*Requirements*
Reproduce all the entries precisely.

*Entries*
:::::
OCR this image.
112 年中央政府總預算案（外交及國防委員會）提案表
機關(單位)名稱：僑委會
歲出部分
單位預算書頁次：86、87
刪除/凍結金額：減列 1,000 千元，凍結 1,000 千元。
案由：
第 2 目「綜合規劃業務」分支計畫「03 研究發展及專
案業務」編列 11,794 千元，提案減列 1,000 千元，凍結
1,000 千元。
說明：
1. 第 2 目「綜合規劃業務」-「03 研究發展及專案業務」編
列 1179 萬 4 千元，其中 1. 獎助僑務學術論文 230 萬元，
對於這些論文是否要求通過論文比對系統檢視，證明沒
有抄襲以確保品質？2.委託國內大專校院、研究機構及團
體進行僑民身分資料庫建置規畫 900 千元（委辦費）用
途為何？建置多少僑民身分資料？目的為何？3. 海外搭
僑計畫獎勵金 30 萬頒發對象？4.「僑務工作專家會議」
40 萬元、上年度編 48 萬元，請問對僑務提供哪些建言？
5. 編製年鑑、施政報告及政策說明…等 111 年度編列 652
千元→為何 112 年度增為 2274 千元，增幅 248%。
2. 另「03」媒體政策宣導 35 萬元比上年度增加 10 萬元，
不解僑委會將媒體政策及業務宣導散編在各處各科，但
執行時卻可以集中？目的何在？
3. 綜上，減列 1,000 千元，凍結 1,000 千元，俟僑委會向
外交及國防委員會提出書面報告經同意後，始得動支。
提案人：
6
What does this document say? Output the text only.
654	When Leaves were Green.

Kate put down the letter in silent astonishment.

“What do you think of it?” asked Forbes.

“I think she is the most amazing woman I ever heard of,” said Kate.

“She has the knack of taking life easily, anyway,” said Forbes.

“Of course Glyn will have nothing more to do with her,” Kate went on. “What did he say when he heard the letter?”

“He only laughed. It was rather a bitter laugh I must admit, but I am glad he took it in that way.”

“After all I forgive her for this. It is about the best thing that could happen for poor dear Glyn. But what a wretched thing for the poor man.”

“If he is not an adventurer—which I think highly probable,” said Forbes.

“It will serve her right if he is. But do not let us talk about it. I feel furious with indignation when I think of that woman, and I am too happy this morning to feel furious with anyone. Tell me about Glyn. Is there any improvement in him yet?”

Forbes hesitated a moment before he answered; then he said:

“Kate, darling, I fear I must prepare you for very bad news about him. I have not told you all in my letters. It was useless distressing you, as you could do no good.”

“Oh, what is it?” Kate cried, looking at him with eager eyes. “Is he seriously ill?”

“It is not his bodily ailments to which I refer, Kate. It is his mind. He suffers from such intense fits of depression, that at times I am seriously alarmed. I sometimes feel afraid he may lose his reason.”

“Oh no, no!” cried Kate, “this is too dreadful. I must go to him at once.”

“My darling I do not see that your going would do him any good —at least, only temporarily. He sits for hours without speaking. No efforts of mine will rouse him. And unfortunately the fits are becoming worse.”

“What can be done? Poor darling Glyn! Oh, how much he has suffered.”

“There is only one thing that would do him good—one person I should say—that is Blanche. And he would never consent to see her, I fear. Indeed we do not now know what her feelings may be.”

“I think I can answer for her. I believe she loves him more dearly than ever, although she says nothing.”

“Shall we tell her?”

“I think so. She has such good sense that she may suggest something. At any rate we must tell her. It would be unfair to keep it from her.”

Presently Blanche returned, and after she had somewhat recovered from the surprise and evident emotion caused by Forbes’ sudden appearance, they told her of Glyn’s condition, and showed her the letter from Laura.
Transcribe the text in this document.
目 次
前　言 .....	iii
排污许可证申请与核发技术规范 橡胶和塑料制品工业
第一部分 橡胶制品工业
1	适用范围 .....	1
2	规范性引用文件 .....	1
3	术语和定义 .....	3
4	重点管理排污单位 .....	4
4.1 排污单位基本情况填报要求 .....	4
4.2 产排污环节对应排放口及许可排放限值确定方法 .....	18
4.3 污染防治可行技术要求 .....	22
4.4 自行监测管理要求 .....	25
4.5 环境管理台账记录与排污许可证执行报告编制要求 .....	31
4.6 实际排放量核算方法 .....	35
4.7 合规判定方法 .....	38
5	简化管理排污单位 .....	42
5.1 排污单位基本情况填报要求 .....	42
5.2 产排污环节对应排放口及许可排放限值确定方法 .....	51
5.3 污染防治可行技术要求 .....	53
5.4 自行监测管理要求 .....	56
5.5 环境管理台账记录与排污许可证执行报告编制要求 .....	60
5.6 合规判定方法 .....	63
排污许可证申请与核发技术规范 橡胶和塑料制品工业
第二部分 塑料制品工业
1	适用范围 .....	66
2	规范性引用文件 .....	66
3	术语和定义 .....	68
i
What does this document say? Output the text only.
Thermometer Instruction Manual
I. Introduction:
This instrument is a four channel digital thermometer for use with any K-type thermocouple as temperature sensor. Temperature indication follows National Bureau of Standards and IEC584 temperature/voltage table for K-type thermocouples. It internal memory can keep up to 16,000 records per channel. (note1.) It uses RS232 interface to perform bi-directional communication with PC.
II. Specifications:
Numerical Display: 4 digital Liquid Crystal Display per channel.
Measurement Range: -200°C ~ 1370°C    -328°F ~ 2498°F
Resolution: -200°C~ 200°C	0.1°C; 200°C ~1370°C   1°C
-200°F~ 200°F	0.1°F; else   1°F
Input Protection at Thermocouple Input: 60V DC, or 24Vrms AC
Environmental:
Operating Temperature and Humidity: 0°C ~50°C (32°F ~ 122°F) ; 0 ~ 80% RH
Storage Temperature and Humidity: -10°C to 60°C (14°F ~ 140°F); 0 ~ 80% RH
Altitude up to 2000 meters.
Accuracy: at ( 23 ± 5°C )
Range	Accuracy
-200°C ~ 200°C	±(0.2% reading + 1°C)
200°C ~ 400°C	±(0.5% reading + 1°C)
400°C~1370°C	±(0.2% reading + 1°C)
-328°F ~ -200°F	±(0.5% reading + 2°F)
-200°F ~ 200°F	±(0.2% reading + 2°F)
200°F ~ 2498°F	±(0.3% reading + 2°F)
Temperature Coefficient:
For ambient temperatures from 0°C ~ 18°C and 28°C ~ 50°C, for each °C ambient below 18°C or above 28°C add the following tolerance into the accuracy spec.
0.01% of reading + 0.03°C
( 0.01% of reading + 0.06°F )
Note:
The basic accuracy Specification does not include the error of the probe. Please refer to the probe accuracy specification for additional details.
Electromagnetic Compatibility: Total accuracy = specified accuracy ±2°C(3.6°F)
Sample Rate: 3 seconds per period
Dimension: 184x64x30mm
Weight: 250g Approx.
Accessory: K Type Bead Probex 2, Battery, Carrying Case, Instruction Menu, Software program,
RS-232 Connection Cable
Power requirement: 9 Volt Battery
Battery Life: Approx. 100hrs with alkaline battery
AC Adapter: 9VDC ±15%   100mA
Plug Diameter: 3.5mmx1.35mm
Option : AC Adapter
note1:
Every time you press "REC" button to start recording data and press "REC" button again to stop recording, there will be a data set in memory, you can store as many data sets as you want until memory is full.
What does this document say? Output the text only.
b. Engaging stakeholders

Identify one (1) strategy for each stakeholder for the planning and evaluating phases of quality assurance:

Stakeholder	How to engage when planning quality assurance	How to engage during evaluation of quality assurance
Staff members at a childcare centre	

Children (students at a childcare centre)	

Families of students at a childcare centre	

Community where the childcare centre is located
:::::
*Solution for this task*
OCR this image.
112 年中央政府總預算案（外交及國防委員會）提案表
機關(單位)名稱：僑委會
歲出部分
單位預算書頁次：86、87
刪除/凍結金額：減列 1,000 千元，凍結 1,000 千元。
案由：
第 2 目「綜合規劃業務」分支計畫「03 研究發展及專
案業務」編列 11,794 千元，提案減列 1,000 千元，凍結
1,000 千元。
說明：
1. 第 2 目「綜合規劃業務」-「03 研究發展及專案業務」編
列 1179 萬 4 千元，其中 1. 獎助僑務學術論文 230 萬元，
對於這些論文是否要求通過論文比對系統檢視，證明沒
有抄襲以確保品質？2.委託國內大專校院、研究機構及團
體進行僑民身分資料庫建置規畫 900 千元（委辦費）用
途為何？建置多少僑民身分資料？目的為何？3. 海外搭
僑計畫獎勵金 30 萬頒發對象？4.「僑務工作專家會議」
40 萬元、上年度編 48 萬元，請問對僑務提供哪些建言？
5. 編製年鑑、施政報告及政策說明…等 111 年度編列 652
千元→為何 112 年度增為 2274 千元，增幅 248%。
2. 另「03」媒體政策宣導 35 萬元比上年度增加 10 萬元，
不解僑委會將媒體政策及業務宣導散編在各處各科，但
執行時卻可以集中？目的何在？
3. 綜上，減列 1,000 千元，凍結 1,000 千元，俟僑委會向
外交及國防委員會提出書面報告經同意後，始得動支。
提案人：
6
What does this document say? Output the text only.
654	When Leaves were Green.

Kate put down the letter in silent astonishment.

“What do you think of it?” asked Forbes.

“I think she is the most amazing woman I ever heard of,” said Kate.

“She has the knack of taking life easily, anyway,” said Forbes.

“Of course Glyn will have nothing more to do with her,” Kate went on. “What did he say when he heard the letter?”

“He only laughed. It was rather a bitter laugh I must admit, but I am glad he took it in that way.”

“After all I forgive her for this. It is about the best thing that could happen for poor dear Glyn. But what a wretched thing for the poor man.”

“If he is not an adventurer—which I think highly probable,” said Forbes.

“It will serve her right if he is. But do not let us talk about it. I feel furious with indignation when I think of that woman, and I am too happy this morning to feel furious with anyone. Tell me about Glyn. Is there any improvement in him yet?”

Forbes hesitated a moment before he answered; then he said:

“Kate, darling, I fear I must prepare you for very bad news about him. I have not told you all in my letters. It was useless distressing you, as you could do no good.”

“Oh, what is it?” Kate cried, looking at him with eager eyes. “Is he seriously ill?”

“It is not his bodily ailments to which I refer, Kate. It is his mind. He suffers from such intense fits of depression, that at times I am seriously alarmed. I sometimes feel afraid he may lose his reason.”

“Oh no, no!” cried Kate, “this is too dreadful. I must go to him at once.”

“My darling I do not see that your going would do him any good —at least, only temporarily. He sits for hours without speaking. No efforts of mine will rouse him. And unfortunately the fits are becoming worse.”

“What can be done? Poor darling Glyn! Oh, how much he has suffered.”

“There is only one thing that would do him good—one person I should say—that is Blanche. And he would never consent to see her, I fear. Indeed we do not now know what her feelings may be.”

“I think I can answer for her. I believe she loves him more dearly than ever, although she says nothing.”

“Shall we tell her?”

“I think so. She has such good sense that she may suggest something. At any rate we must tell her. It would be unfair to keep it from her.”

Presently Blanche returned, and after she had somewhat recovered from the surprise and evident emotion caused by Forbes’ sudden appearance, they told her of Glyn’s condition, and showed her the letter from Laura.
Transcribe the text in this document.
目 次
前　言 .....	iii
排污许可证申请与核发技术规范 橡胶和塑料制品工业
第一部分 橡胶制品工业
1	适用范围 .....	1
2	规范性引用文件 .....	1
3	术语和定义 .....	3
4	重点管理排污单位 .....	4
4.1 排污单位基本情况填报要求 .....	4
4.2 产排污环节对应排放口及许可排放限值确定方法 .....	18
4.3 污染防治可行技术要求 .....	22
4.4 自行监测管理要求 .....	25
4.5 环境管理台账记录与排污许可证执行报告编制要求 .....	31
4.6 实际排放量核算方法 .....	35
4.7 合规判定方法 .....	38
5	简化管理排污单位 .....	42
5.1 排污单位基本情况填报要求 .....	42
5.2 产排污环节对应排放口及许可排放限值确定方法 .....	51
5.3 污染防治可行技术要求 .....	53
5.4 自行监测管理要求 .....	56
5.5 环境管理台账记录与排污许可证执行报告编制要求 .....	60
5.6 合规判定方法 .....	63
排污许可证申请与核发技术规范 橡胶和塑料制品工业
第二部分 塑料制品工业
1	适用范围 .....	66
2	规范性引用文件 .....	66
3	术语和定义 .....	68
i
What does this document say? Output the text only.
Thermometer Instruction Manual
I. Introduction:
This instrument is a four channel digital thermometer for use with any K-type thermocouple as temperature sensor. Temperature indication follows National Bureau of Standards and IEC584 temperature/voltage table for K-type thermocouples. It internal memory can keep up to 16,000 records per channel. (note1.) It uses RS232 interface to perform bi-directional communication with PC.
II. Specifications:
Numerical Display: 4 digital Liquid Crystal Display per channel.
Measurement Range: -200°C ~ 1370°C    -328°F ~ 2498°F
Resolution: -200°C~ 200°C	0.1°C; 200°C ~1370°C   1°C
-200°F~ 200°F	0.1°F; else   1°F
Input Protection at Thermocouple Input: 60V DC, or 24Vrms AC
Environmental:
Operating Temperature and Humidity: 0°C ~50°C (32°F ~ 122°F) ; 0 ~ 80% RH
Storage Temperature and Humidity: -10°C to 60°C (14°F ~ 140°F); 0 ~ 80% RH
Altitude up to 2000 meters.
Accuracy: at ( 23 ± 5°C )
Range	Accuracy
-200°C ~ 200°C	±(0.2% reading + 1°C)
200°C ~ 400°C	±(0.5% reading + 1°C)
400°C~1370°C	±(0.2% reading + 1°C)
-328°F ~ -200°F	±(0.5% reading + 2°F)
-200°F ~ 200°F	±(0.2% reading + 2°F)
200°F ~ 2498°F	±(0.3% reading + 2°F)
Temperature Coefficient:
For ambient temperatures from 0°C ~ 18°C and 28°C ~ 50°C, for each °C ambient below 18°C or above 28°C add the following tolerance into the accuracy spec.
0.01% of reading + 0.03°C
( 0.01% of reading + 0.06°F )
Note:
The basic accuracy Specification does not include the error of the probe. Please refer to the probe accuracy specification for additional details.
Electromagnetic Compatibility: Total accuracy = specified accuracy ±2°C(3.6°F)
Sample Rate: 3 seconds per period
Dimension: 184x64x30mm
Weight: 250g Approx.
Accessory: K Type Bead Probex 2, Battery, Carrying Case, Instruction Menu, Software program,
RS-232 Connection Cable
Power requirement: 9 Volt Battery
Battery Life: Approx. 100hrs with alkaline battery
AC Adapter: 9VDC ±15%   100mA
Plug Diameter: 3.5mmx1.35mm
Option : AC Adapter
note1:
Every time you press "REC" button to start recording data and press "REC" button again to stop recording, there will be a data set in memory, you can store as many data sets as you want until memory is full.
What does this document say? Output the text only.
b. Engaging stakeholders

Identify one (1) strategy for each stakeholder for the planning and evaluating phases of quality assurance:

Stakeholder	How to engage when planning quality assurance	How to engage during evaluation of quality assurance
Staff members at a childcare centre	

Children (students at a childcare centre)	

Families of students at a childcare centre	

Community where the childcare centre is located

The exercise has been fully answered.